## GIVEN DATA
%%
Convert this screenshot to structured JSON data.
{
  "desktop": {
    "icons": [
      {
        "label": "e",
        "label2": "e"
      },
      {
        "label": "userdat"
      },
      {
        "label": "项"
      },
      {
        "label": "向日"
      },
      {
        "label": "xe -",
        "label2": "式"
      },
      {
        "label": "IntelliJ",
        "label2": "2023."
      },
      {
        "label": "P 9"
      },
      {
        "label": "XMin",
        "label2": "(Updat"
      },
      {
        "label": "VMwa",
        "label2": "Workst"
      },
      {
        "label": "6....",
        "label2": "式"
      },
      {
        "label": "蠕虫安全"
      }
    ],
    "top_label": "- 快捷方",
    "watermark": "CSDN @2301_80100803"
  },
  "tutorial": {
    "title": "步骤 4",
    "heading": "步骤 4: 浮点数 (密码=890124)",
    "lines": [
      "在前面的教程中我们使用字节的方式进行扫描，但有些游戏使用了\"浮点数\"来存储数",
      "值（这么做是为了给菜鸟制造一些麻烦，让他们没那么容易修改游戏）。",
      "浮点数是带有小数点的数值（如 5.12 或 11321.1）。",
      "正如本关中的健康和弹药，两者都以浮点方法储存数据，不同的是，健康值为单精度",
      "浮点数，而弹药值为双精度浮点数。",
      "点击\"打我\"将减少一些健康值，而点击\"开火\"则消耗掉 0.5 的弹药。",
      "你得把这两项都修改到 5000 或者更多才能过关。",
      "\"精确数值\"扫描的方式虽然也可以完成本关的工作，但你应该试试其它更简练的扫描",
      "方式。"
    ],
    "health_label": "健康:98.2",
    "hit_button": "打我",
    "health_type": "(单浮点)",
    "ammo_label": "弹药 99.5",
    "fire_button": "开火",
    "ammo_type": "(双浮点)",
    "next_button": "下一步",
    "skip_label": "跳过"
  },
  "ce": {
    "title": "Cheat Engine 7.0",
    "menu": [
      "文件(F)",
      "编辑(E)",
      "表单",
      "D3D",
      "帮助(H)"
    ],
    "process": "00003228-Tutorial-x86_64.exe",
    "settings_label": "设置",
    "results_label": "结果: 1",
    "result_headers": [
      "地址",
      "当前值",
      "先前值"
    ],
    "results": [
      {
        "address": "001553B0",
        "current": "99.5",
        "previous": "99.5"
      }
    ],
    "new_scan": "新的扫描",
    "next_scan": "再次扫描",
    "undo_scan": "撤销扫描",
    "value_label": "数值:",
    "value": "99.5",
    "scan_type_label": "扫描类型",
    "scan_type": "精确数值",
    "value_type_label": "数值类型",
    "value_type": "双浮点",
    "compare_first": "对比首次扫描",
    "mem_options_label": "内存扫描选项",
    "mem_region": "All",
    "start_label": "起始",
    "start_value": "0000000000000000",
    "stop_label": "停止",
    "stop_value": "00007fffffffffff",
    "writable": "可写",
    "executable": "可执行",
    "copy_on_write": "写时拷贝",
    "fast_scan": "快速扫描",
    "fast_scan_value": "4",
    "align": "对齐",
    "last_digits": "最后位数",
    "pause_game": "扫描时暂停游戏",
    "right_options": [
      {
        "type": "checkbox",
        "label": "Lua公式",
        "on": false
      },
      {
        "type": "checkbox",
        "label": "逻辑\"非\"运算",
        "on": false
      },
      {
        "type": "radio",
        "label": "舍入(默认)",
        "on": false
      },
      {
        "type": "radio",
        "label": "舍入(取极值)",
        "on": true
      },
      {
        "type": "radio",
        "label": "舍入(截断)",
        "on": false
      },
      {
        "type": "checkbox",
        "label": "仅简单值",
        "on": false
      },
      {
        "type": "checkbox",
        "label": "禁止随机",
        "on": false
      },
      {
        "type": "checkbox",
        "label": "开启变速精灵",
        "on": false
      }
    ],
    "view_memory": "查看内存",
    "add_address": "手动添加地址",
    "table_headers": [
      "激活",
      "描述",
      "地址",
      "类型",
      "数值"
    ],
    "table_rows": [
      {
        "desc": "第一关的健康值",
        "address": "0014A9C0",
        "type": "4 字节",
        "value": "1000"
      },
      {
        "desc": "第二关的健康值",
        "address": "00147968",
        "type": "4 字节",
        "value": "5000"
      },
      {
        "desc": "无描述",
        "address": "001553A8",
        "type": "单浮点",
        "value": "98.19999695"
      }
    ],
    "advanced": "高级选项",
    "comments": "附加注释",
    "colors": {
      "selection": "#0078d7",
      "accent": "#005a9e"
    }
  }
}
%%
## WHAT YOU NEED TO DO
Output all records verbatim.

## THE RESULT
Convert this screenshot to structured JSON data.
{
  "desktop": {
    "icons": [
      {
        "label": "e",
        "label2": "e"
      },
      {
        "label": "userdat"
      },
      {
        "label": "项"
      },
      {
        "label": "向日"
      },
      {
        "label": "xe -",
        "label2": "式"
      },
      {
        "label": "IntelliJ",
        "label2": "2023."
      },
      {
        "label": "P 9"
      },
      {
        "label": "XMin",
        "label2": "(Updat"
      },
      {
        "label": "VMwa",
        "label2": "Workst"
      },
      {
        "label": "6....",
        "label2": "式"
      },
      {
        "label": "蠕虫安全"
      }
    ],
    "top_label": "- 快捷方",
    "watermark": "CSDN @2301_80100803"
  },
  "tutorial": {
    "title": "步骤 4",
    "heading": "步骤 4: 浮点数 (密码=890124)",
    "lines": [
      "在前面的教程中我们使用字节的方式进行扫描，但有些游戏使用了\"浮点数\"来存储数",
      "值（这么做是为了给菜鸟制造一些麻烦，让他们没那么容易修改游戏）。",
      "浮点数是带有小数点的数值（如 5.12 或 11321.1）。",
      "正如本关中的健康和弹药，两者都以浮点方法储存数据，不同的是，健康值为单精度",
      "浮点数，而弹药值为双精度浮点数。",
      "点击\"打我\"将减少一些健康值，而点击\"开火\"则消耗掉 0.5 的弹药。",
      "你得把这两项都修改到 5000 或者更多才能过关。",
      "\"精确数值\"扫描的方式虽然也可以完成本关的工作，但你应该试试其它更简练的扫描",
      "方式。"
    ],
    "health_label": "健康:98.2",
    "hit_button": "打我",
    "health_type": "(单浮点)",
    "ammo_label": "弹药 99.5",
    "fire_button": "开火",
    "ammo_type": "(双浮点)",
    "next_button": "下一步",
    "skip_label": "跳过"
  },
  "ce": {
    "title": "Cheat Engine 7.0",
    "menu": [
      "文件(F)",
      "编辑(E)",
      "表单",
      "D3D",
      "帮助(H)"
    ],
    "process": "00003228-Tutorial-x86_64.exe",
    "settings_label": "设置",
    "results_label": "结果: 1",
    "result_headers": [
      "地址",
      "当前值",
      "先前值"
    ],
    "results": [
      {
        "address": "001553B0",
        "current": "99.5",
        "previous": "99.5"
      }
    ],
    "new_scan": "新的扫描",
    "next_scan": "再次扫描",
    "undo_scan": "撤销扫描",
    "value_label": "数值:",
    "value": "99.5",
    "scan_type_label": "扫描类型",
    "scan_type": "精确数值",
    "value_type_label": "数值类型",
    "value_type": "双浮点",
    "compare_first": "对比首次扫描",
    "mem_options_label": "内存扫描选项",
    "mem_region": "All",
    "start_label": "起始",
    "start_value": "0000000000000000",
    "stop_label": "停止",
    "stop_value": "00007fffffffffff",
    "writable": "可写",
    "executable": "可执行",
    "copy_on_write": "写时拷贝",
    "fast_scan": "快速扫描",
    "fast_scan_value": "4",
    "align": "对齐",
    "last_digits": "最后位数",
    "pause_game": "扫描时暂停游戏",
    "right_options": [
      {
        "type": "checkbox",
        "label": "Lua公式",
        "on": false
      },
      {
        "type": "checkbox",
        "label": "逻辑\"非\"运算",
        "on": false
      },
      {
        "type": "radio",
        "label": "舍入(默认)",
        "on": false
      },
      {
        "type": "radio",
        "label": "舍入(取极值)",
        "on": true
      },
      {
        "type": "radio",
        "label": "舍入(截断)",
        "on": false
      },
      {
        "type": "checkbox",
        "label": "仅简单值",
        "on": false
      },
      {
        "type": "checkbox",
        "label": "禁止随机",
        "on": false
      },
      {
        "type": "checkbox",
        "label": "开启变速精灵",
        "on": false
      }
    ],
    "view_memory": "查看内存",
    "add_address": "手动添加地址",
    "table_headers": [
      "激活",
      "描述",
      "地址",
      "类型",
      "数值"
    ],
    "table_rows": [
      {
        "desc": "第一关的健康值",
        "address": "0014A9C0",
        "type": "4 字节",
        "value": "1000"
      },
      {
        "desc": "第二关的健康值",
        "address": "00147968",
        "type": "4 字节",
        "value": "5000"
      },
      {
        "desc": "无描述",
        "address": "001553A8",
        "type": "单浮点",
        "value": "98.19999695"
      }
    ],
    "advanced": "高级选项",
    "comments": "附加注释",
    "colors": {
      "selection": "#0078d7",
      "accent": "#005a9e"
    }
  }
}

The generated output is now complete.